--- Begin ---

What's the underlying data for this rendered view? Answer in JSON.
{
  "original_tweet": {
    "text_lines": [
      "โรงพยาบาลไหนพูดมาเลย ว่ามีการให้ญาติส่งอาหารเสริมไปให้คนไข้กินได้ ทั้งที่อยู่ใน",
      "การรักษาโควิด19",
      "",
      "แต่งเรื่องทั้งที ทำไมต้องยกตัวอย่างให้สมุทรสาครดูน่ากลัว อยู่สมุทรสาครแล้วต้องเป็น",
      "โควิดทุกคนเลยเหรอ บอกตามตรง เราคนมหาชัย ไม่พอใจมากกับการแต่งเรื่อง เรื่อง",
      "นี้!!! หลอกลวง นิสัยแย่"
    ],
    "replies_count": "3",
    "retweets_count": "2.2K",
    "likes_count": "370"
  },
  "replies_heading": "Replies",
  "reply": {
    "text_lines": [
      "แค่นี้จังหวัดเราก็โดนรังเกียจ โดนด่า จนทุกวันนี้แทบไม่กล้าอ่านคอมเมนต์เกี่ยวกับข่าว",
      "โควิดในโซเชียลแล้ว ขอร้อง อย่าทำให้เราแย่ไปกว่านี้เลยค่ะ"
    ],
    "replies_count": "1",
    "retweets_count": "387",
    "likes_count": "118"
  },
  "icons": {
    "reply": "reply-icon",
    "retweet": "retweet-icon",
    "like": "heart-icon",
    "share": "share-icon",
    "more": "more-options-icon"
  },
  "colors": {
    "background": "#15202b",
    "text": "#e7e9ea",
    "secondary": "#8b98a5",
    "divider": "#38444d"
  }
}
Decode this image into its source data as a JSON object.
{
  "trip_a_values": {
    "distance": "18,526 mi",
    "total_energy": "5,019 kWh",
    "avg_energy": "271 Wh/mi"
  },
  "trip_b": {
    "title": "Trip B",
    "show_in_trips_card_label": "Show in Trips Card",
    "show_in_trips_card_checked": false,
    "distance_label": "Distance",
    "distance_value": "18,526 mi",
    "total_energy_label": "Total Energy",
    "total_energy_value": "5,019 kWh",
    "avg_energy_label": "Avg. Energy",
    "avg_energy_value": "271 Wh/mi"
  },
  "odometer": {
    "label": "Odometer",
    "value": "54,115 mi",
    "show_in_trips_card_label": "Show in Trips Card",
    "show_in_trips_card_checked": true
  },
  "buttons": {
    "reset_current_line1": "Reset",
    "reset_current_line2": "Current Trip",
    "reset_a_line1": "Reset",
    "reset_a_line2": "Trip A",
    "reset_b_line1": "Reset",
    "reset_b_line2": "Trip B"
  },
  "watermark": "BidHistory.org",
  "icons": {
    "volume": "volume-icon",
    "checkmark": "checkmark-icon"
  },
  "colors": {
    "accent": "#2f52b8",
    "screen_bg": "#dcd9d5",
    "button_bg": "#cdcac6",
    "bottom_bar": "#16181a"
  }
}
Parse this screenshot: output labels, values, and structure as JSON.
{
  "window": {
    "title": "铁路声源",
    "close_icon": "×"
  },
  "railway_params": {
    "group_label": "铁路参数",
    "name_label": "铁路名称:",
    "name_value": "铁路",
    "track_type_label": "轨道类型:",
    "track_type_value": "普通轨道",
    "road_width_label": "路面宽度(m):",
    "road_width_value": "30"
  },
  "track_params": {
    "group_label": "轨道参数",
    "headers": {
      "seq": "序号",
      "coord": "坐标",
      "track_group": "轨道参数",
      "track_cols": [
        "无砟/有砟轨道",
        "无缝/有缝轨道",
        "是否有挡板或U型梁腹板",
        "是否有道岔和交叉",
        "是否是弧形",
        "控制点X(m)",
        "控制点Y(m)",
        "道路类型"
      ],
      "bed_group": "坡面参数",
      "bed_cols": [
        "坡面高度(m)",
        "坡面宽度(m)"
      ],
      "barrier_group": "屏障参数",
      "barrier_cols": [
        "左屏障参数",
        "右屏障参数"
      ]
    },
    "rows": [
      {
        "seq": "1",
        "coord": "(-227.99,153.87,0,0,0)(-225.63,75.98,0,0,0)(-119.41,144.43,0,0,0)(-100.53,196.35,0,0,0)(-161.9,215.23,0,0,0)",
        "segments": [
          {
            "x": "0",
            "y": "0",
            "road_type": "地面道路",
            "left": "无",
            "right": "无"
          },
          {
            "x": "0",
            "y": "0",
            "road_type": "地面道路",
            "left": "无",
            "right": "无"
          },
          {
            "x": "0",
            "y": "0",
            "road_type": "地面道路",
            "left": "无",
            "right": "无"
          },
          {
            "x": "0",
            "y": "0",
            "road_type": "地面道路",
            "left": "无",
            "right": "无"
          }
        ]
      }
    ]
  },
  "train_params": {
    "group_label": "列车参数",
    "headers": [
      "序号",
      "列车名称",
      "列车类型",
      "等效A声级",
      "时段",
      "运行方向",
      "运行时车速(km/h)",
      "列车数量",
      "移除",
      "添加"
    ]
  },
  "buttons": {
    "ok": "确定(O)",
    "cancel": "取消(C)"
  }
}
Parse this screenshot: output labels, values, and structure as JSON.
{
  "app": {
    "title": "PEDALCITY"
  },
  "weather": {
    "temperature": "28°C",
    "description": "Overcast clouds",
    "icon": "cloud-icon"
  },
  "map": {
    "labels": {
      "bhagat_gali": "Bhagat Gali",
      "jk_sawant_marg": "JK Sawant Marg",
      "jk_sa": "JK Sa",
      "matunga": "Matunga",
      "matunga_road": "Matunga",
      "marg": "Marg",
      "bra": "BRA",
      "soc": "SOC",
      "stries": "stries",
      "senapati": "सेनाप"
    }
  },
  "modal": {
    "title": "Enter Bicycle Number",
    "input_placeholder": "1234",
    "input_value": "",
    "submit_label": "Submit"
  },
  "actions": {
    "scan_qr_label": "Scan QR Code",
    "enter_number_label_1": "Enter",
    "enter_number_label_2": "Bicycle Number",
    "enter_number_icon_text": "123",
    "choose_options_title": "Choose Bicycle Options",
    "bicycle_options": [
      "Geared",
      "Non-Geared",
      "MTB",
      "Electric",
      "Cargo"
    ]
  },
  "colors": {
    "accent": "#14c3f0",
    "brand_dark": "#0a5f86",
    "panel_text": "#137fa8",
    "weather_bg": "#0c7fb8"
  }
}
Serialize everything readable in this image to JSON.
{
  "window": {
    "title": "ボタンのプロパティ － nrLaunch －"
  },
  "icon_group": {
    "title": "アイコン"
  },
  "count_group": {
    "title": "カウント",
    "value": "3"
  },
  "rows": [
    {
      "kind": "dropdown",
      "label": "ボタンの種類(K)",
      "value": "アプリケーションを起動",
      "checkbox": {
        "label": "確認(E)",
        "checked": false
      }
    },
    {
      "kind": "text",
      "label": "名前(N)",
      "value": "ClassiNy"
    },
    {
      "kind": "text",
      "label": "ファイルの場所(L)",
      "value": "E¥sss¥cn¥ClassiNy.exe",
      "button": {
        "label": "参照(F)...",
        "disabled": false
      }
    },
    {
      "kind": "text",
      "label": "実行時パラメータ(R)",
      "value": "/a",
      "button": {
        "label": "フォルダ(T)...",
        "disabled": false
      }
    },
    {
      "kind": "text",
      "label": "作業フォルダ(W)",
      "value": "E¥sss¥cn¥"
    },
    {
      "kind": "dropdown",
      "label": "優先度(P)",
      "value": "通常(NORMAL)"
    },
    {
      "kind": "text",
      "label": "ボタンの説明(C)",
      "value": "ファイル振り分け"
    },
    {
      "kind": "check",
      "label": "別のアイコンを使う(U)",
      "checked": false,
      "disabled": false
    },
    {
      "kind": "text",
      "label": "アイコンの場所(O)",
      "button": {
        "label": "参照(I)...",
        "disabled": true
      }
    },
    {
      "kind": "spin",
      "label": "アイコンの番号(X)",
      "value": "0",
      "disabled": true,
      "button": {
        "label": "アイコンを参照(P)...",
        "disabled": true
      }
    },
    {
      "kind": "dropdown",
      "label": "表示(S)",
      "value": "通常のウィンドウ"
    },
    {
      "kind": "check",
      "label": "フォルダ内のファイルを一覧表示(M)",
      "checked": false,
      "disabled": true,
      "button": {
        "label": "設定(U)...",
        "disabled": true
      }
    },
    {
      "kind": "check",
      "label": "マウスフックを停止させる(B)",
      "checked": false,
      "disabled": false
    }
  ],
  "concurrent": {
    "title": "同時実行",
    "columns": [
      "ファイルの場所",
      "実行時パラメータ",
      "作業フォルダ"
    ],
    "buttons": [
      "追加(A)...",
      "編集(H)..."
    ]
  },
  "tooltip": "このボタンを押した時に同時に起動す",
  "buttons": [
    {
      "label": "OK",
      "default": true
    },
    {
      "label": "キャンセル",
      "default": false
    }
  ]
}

--- End ---

### What needs to be done
Pick out each line above that includes "data" and show it.

### Result
What's the underlying data for this rendered view? Answer in JSON.
Decode this image into its source data as a JSON object.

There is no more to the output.